▶ _WHAT IS ASKED_
Find the lines holding the word "platepar" and collect them.

▶ _RECORDS PROVIDED_
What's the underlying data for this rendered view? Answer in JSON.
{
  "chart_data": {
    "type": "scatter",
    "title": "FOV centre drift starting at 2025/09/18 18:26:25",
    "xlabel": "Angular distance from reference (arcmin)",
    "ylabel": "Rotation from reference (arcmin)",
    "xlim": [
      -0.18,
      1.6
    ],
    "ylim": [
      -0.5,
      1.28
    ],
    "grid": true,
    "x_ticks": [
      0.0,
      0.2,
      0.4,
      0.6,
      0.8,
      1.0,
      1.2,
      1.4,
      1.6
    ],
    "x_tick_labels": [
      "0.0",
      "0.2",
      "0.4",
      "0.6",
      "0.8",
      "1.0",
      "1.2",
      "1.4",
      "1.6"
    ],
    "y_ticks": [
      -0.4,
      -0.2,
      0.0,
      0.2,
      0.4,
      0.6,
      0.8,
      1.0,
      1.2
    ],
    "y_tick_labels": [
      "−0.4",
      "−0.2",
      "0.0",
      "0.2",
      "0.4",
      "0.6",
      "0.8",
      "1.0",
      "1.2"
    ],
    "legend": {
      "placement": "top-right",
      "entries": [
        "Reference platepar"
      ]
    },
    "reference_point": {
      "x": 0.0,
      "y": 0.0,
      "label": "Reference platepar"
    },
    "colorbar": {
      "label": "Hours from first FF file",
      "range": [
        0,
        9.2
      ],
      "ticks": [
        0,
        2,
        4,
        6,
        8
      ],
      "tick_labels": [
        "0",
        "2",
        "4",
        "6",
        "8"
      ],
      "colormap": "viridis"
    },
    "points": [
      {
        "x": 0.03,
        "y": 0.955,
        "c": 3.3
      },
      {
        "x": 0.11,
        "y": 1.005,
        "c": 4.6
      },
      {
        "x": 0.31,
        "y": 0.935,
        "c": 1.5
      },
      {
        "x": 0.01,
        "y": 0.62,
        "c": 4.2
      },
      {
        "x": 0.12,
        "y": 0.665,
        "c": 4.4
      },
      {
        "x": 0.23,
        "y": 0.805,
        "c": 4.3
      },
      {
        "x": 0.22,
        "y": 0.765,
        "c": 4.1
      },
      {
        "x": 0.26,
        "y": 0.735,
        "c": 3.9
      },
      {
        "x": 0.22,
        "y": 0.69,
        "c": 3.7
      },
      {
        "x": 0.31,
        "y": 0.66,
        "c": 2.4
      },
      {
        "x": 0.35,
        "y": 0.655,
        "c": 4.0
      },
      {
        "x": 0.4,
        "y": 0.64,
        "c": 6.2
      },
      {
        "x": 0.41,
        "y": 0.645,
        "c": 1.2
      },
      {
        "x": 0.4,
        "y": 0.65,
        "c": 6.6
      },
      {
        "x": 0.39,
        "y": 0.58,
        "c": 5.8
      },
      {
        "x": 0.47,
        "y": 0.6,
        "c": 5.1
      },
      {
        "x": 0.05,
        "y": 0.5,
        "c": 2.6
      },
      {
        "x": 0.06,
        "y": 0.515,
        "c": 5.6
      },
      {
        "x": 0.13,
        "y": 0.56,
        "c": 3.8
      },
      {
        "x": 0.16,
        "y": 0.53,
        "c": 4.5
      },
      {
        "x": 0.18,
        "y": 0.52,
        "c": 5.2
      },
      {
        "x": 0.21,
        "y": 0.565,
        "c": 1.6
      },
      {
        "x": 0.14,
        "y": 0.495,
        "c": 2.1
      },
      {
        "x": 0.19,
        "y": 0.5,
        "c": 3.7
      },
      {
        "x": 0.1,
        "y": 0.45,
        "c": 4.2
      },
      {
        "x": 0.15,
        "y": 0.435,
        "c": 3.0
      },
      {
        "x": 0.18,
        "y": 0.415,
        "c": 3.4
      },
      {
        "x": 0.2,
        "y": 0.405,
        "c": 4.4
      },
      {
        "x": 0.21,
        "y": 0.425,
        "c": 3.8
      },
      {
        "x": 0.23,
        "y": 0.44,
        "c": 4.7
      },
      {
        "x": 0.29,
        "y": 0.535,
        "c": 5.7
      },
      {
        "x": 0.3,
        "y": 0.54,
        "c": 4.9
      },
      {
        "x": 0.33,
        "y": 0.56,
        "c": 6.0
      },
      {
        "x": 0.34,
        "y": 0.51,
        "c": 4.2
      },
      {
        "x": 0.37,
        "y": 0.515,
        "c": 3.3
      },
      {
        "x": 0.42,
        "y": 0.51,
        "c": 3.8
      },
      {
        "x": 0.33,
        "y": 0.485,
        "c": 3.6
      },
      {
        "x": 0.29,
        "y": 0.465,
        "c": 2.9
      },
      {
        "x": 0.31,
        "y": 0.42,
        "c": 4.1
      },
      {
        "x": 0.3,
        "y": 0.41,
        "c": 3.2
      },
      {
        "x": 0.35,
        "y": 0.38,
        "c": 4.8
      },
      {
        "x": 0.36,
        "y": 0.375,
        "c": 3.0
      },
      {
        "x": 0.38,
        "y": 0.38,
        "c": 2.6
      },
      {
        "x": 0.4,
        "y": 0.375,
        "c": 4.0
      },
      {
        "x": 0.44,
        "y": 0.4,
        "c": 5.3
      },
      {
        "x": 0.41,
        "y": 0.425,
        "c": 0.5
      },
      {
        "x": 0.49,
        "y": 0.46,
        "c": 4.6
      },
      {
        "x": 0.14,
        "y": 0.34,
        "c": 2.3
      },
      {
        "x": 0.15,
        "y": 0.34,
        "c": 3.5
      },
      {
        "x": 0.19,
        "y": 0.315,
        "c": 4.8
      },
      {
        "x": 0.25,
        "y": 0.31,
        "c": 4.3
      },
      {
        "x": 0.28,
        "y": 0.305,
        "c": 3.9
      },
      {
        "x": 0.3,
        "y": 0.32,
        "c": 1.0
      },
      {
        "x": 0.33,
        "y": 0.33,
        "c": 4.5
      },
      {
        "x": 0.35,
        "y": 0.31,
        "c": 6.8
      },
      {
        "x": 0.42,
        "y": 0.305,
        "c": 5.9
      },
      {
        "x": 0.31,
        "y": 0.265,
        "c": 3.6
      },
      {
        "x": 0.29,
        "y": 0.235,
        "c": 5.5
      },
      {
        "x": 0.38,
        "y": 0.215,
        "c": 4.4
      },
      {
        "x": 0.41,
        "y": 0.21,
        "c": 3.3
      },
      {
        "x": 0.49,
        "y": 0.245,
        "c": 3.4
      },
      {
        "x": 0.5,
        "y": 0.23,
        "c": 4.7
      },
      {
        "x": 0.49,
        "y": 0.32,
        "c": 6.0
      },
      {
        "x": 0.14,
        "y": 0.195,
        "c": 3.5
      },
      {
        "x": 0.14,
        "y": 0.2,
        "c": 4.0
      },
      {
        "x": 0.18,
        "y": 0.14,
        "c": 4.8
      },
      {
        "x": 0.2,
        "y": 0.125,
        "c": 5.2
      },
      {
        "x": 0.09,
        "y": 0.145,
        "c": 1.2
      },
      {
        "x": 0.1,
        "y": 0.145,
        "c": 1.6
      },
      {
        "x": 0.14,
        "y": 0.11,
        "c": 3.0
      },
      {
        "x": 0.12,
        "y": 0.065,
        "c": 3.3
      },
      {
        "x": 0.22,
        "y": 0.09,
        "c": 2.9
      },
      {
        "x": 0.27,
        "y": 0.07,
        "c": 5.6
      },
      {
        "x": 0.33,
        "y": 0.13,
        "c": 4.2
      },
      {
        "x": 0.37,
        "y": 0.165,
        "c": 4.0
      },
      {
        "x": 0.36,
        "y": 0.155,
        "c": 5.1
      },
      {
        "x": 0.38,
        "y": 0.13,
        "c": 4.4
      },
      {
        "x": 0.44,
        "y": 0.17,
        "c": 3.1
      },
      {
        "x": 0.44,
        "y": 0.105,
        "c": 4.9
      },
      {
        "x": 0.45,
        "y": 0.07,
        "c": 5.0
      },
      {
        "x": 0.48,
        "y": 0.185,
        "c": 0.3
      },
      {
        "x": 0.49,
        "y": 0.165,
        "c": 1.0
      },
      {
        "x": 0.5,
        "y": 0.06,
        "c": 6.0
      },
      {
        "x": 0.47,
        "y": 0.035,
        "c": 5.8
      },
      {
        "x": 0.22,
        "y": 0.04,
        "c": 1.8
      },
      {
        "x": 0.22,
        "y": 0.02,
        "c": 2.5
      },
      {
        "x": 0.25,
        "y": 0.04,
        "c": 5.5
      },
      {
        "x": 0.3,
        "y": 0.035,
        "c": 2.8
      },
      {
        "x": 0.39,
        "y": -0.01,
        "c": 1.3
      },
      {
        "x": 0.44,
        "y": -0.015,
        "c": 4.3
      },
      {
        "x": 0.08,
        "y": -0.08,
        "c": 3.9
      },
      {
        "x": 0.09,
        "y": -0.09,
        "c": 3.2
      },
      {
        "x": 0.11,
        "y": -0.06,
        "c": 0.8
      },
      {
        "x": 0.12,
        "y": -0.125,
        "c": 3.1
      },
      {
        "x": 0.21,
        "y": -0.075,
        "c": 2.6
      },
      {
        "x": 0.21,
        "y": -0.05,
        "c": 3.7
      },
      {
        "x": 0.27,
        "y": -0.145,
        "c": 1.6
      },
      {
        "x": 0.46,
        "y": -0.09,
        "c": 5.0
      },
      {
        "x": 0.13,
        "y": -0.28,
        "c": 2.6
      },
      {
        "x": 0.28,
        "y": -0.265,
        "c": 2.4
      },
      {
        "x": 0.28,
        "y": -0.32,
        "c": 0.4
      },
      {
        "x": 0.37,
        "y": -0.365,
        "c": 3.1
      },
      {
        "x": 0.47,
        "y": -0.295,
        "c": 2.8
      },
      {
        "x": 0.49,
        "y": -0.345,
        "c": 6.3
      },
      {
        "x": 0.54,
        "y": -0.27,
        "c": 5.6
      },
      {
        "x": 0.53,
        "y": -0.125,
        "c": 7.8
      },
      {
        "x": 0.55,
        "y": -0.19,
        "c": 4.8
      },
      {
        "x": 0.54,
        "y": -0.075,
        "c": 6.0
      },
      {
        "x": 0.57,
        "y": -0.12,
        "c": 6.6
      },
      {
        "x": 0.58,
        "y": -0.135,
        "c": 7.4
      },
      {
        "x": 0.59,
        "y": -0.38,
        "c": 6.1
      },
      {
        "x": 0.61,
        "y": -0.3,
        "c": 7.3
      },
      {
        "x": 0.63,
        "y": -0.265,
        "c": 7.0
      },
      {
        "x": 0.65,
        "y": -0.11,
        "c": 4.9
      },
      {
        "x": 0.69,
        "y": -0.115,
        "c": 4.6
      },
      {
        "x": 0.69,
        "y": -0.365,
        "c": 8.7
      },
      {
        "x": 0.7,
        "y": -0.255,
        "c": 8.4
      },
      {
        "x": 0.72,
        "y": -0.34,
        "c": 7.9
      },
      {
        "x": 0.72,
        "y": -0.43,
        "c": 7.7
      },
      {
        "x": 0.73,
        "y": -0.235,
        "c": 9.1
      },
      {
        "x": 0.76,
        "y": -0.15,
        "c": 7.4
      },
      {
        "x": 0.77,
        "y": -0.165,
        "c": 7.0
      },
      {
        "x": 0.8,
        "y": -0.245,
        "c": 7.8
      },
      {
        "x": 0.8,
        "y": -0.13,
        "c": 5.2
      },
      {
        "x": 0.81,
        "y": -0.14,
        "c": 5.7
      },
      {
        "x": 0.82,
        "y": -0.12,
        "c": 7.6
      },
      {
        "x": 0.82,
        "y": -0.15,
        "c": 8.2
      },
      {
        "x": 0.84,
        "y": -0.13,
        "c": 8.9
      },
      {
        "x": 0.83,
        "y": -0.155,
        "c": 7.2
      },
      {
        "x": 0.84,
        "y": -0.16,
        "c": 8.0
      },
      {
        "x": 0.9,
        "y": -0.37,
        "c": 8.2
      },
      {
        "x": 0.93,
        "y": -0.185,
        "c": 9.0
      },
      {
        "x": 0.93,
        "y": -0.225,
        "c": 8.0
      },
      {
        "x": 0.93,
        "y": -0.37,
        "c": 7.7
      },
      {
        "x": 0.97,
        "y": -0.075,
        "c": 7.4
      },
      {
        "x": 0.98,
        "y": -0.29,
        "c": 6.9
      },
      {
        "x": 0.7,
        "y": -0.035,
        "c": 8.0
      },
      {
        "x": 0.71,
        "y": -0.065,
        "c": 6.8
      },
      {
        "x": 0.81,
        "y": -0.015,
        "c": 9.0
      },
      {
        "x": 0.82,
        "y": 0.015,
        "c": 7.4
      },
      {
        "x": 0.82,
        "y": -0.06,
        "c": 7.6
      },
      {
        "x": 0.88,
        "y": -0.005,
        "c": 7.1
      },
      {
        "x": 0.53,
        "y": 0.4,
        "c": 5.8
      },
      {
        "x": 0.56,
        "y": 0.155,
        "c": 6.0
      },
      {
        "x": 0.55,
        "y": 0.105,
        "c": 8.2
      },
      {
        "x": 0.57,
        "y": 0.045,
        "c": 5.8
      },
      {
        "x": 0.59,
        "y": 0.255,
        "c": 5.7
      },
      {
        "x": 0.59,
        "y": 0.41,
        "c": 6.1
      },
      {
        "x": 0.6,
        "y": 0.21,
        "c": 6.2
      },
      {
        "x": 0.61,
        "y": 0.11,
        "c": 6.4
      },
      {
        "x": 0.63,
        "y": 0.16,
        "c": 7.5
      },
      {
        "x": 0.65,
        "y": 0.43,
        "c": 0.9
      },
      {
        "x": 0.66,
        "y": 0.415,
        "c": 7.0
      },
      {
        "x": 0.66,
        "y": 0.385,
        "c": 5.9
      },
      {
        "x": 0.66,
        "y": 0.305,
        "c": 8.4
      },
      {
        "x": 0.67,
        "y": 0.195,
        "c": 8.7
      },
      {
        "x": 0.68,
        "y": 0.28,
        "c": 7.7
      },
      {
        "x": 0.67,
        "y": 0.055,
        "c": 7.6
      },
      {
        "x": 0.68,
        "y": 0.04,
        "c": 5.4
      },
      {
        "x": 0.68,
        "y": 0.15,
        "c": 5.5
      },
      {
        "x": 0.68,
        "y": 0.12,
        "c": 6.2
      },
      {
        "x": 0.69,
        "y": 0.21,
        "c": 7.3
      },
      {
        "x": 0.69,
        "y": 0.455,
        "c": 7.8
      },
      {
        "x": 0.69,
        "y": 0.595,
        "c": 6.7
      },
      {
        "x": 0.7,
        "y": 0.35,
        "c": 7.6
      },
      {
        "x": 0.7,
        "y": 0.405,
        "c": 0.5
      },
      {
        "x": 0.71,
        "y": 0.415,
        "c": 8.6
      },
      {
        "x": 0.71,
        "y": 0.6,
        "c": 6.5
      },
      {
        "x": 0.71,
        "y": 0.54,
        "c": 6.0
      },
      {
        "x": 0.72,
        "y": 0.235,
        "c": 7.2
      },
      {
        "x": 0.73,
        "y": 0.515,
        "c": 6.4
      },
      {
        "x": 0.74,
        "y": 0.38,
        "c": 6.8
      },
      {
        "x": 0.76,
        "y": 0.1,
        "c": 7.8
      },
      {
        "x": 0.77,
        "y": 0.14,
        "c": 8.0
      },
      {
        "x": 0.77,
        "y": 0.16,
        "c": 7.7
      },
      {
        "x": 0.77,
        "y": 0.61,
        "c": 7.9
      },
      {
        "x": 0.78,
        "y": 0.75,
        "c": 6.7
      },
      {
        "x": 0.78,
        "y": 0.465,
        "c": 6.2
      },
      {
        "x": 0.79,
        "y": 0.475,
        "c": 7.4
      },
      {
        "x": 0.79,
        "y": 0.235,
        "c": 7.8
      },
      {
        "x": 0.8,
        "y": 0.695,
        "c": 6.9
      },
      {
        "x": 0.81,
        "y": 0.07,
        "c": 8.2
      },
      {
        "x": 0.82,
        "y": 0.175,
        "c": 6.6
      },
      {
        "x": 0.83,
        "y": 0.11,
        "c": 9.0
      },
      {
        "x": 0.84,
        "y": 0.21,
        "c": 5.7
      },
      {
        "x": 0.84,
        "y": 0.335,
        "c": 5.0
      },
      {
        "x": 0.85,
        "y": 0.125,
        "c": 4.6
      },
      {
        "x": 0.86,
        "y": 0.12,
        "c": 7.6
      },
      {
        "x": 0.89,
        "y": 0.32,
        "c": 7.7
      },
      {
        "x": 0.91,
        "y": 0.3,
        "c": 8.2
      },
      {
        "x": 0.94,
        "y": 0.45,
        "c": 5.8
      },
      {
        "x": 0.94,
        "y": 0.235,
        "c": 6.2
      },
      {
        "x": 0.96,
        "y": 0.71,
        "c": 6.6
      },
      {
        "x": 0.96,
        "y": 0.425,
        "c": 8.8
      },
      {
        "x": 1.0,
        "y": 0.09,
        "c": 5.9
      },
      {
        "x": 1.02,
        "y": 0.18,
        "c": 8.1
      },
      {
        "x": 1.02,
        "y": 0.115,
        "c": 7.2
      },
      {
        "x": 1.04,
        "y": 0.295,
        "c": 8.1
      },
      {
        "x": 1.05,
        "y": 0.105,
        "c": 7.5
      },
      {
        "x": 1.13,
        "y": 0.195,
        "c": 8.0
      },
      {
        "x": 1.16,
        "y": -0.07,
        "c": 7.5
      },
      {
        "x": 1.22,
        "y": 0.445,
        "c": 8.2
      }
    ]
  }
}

▶ _EXERCISE SOLUTION_
        "Reference platepar"
      "label": "Reference platepar"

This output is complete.